### SELECTED PASSAGE
■ ■ ■

Guthrie Ex Rel. Stack v. Modern Distributors, Inc.

350 P.2d 488 | Okla. | 1960

350 P.2d 488 (1960)

James William GUTHRIE, a minor, by and through his guardian, Jacqueline G. Stack, Petitioners,
v.
MODERN DISTRIBUTORS, INC., Liberty Mutual Insurance Company and State Industrial Court, Respondents.

No. 38863.

Supreme Court of Oklahoma.

March 15, 1960.

Lampkin, Wolfe & Buck, Morris Flynn and Rollie D. Thedford, Oklahoma City, for petitioners.

Rhodes, Crowe, Hieronymus & Holloway, by A.G. Crowe, Oklahoma City, Mac Q. Williamson, Atty. Gen., for respondents.

*490 HALLEY, Justice.

A claim for compensation was filed for James William Guthrie, a minor, through his guardian, against Modern Distributors, Inc. and Liberty Mutual Insurance Company, alleging Roy Robinson Guthrie died as a result of an accidental injury on October 28, 1958, occurring at the "intersection of Mill Road with Highway 74, Edmond, Oklahoma, County of Oklahoma." The cause of the accident was given as "one car automobile wreck." There is nothing in the claim to indicate what deceased was doing at the time of the accident, where he was going, nor the reason for his being where he was when the accident occurred. The record is silent as to what he was doing at the time, except that he was driving his car and was killed. No one was in the car with deceased and he was found on the ground and unconscious and never regained consciousness before his death.

Respondents denied that the deceased sustained an accidental injury arising out of and in the course of his employment with respondent.

The trial judge, after hearing the evidence entered an order holding that the accidental death of Roy Robinson Guthrie did not arise out of and in the due course of his employment with respondents, but arose out of an automobile accident at a place where deceased was specifically instructed not to be and had no connection with the business of the employer. Petitioners appealed to the Industrial Court en banc, where argument was heard and all of the five judges adopted and affirmed the order of the trial judge. Petitioners appealed to this Court.

■ ■ ■

### MATERIAL SUPPLIED

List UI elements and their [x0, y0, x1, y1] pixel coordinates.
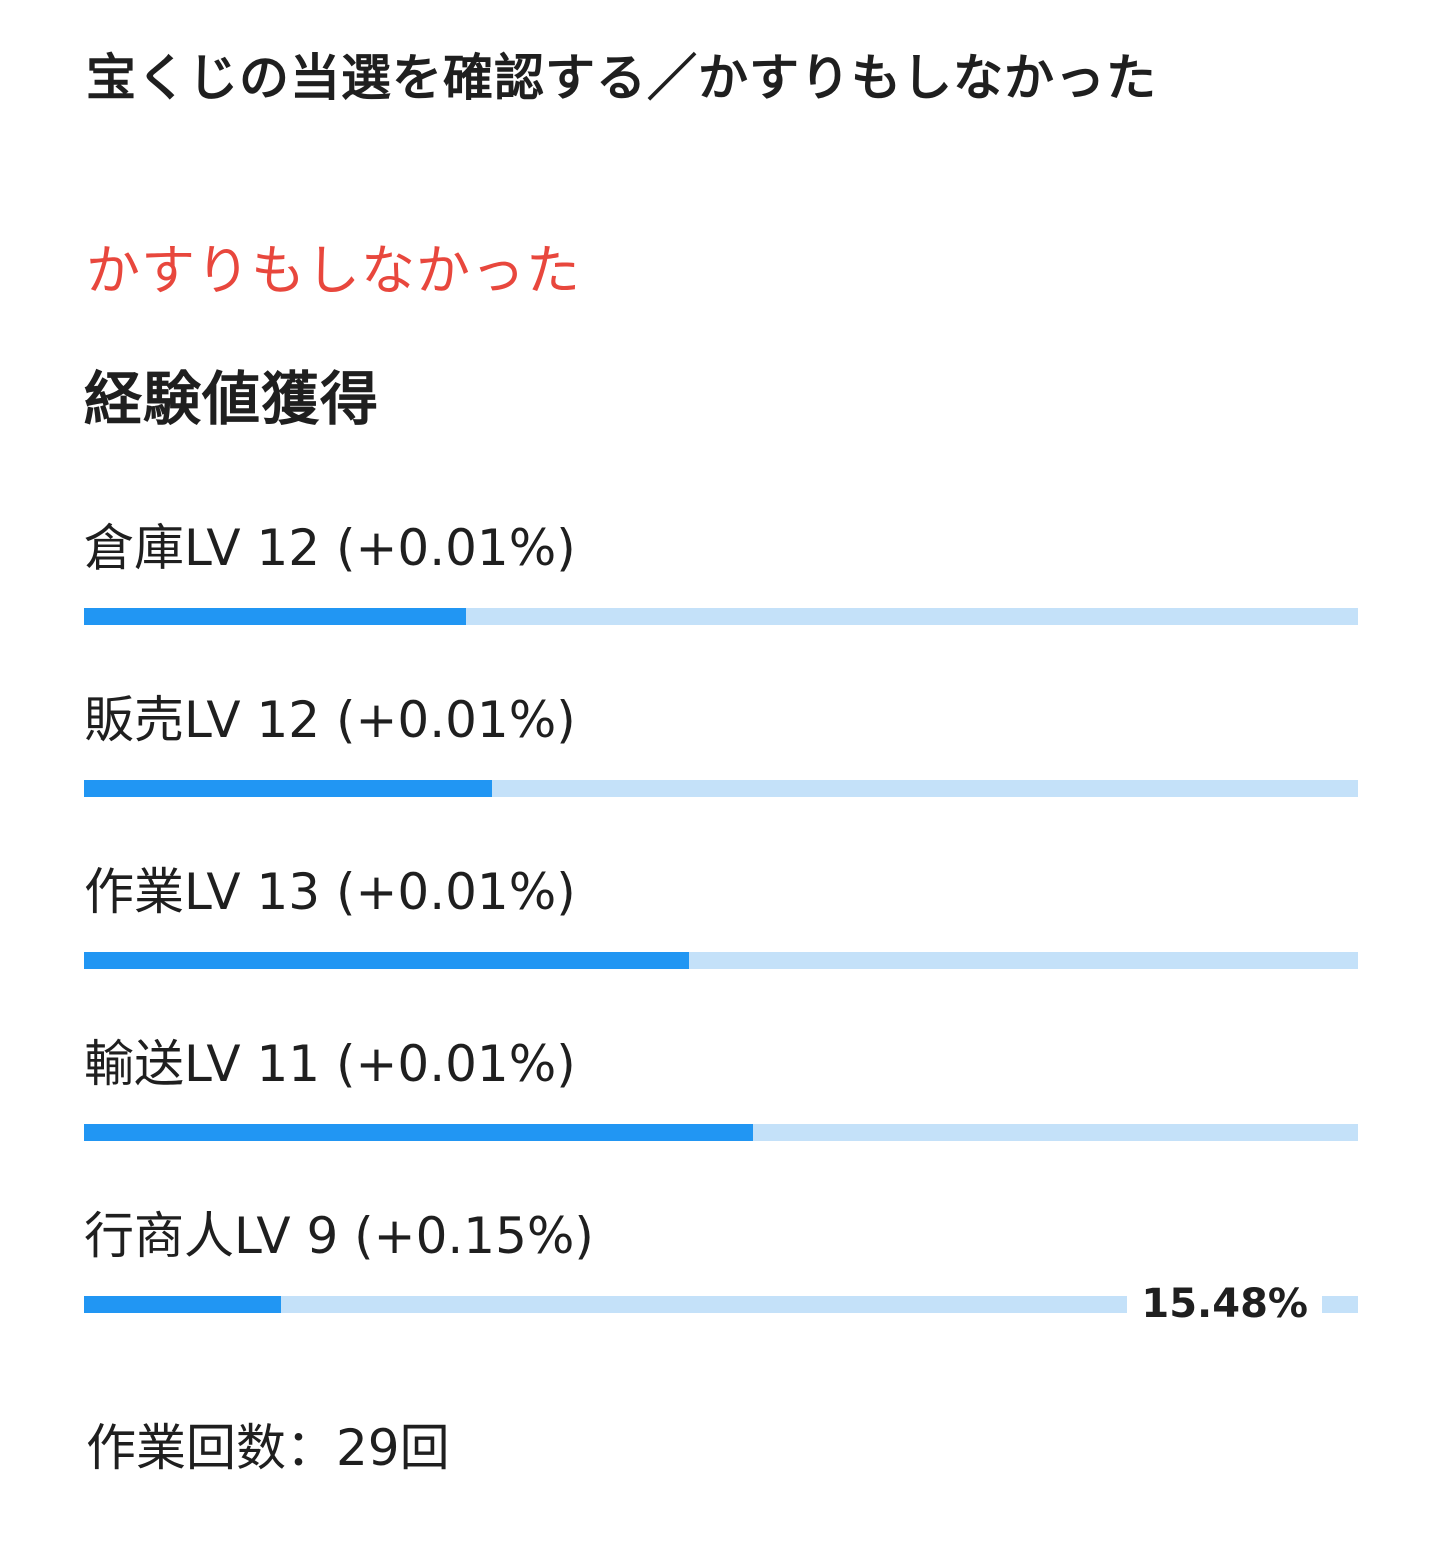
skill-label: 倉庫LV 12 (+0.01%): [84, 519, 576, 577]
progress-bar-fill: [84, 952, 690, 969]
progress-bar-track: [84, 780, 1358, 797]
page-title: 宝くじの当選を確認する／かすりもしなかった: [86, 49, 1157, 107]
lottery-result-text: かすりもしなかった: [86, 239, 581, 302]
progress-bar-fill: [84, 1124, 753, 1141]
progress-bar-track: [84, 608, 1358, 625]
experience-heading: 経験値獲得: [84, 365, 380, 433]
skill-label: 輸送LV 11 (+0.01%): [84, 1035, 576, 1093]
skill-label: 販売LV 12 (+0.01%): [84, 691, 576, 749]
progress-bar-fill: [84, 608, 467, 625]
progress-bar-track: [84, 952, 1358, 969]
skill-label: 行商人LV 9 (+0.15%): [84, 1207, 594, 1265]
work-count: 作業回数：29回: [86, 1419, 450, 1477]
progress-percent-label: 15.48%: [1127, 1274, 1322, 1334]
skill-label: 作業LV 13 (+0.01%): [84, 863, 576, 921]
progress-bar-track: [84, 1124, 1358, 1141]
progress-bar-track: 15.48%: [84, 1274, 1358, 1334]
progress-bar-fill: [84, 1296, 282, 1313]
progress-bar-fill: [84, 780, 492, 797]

■ ■ ■

Copy out the Guthrie court opinion above word for word, from its case title through its last line.

### FULL SOLUTION
Guthrie Ex Rel. Stack v. Modern Distributors, Inc.

350 P.2d 488 | Okla. | 1960

350 P.2d 488 (1960)

James William GUTHRIE, a minor, by and through his guardian, Jacqueline G. Stack, Petitioners,
v.
MODERN DISTRIBUTORS, INC., Liberty Mutual Insurance Company and State Industrial Court, Respondents.

No. 38863.

Supreme Court of Oklahoma.

March 15, 1960.

Lampkin, Wolfe & Buck, Morris Flynn and Rollie D. Thedford, Oklahoma City, for petitioners.

Rhodes, Crowe, Hieronymus & Holloway, by A.G. Crowe, Oklahoma City, Mac Q. Williamson, Atty. Gen., for respondents.

*490 HALLEY, Justice.

A claim for compensation was filed for James William Guthrie, a minor, through his guardian, against Modern Distributors, Inc. and Liberty Mutual Insurance Company, alleging Roy Robinson Guthrie died as a result of an accidental injury on October 28, 1958, occurring at the "intersection of Mill Road with Highway 74, Edmond, Oklahoma, County of Oklahoma." The cause of the accident was given as "one car automobile wreck." There is nothing in the claim to indicate what deceased was doing at the time of the accident, where he was going, nor the reason for his being where he was when the accident occurred. The record is silent as to what he was doing at the time, except that he was driving his car and was killed. No one was in the car with deceased and he was found on the ground and unconscious and never regained consciousness before his death.

Respondents denied that the deceased sustained an accidental injury arising out of and in the course of his employment with respondent.

The trial judge, after hearing the evidence entered an order holding that the accidental death of Roy Robinson Guthrie did not arise out of and in the due course of his employment with respondents, but arose out of an automobile accident at a place where deceased was specifically instructed not to be and had no connection with the business of the employer. Petitioners appealed to the Industrial Court en banc, where argument was heard and all of the five judges adopted and affirmed the order of the trial judge. Petitioners appealed to this Court.